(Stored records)
════

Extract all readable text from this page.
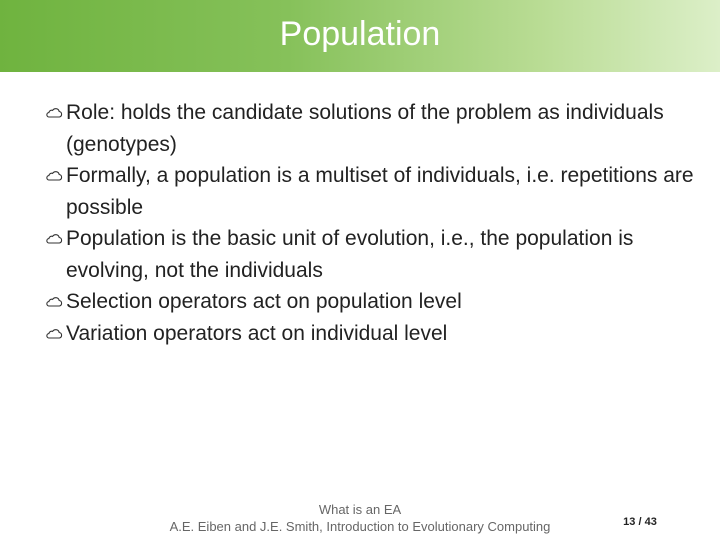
Population
Role: holds the candidate solutions of the problem as individuals (genotypes)
Formally, a population is a multiset of individuals, i.e. repetitions are possible
Population is the basic unit of evolution, i.e., the population is evolving, not the individuals
Selection operators act on population level
Variation operators act on individual level
What is an EA
A.E. Eiben and J.E. Smith, Introduction to Evolutionary Computing	13 / 43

════

#### Goal:
Copy every line in the entries above that has the string "level" in it.

#### Output for this task:
Selection operators act on population level
Variation operators act on individual level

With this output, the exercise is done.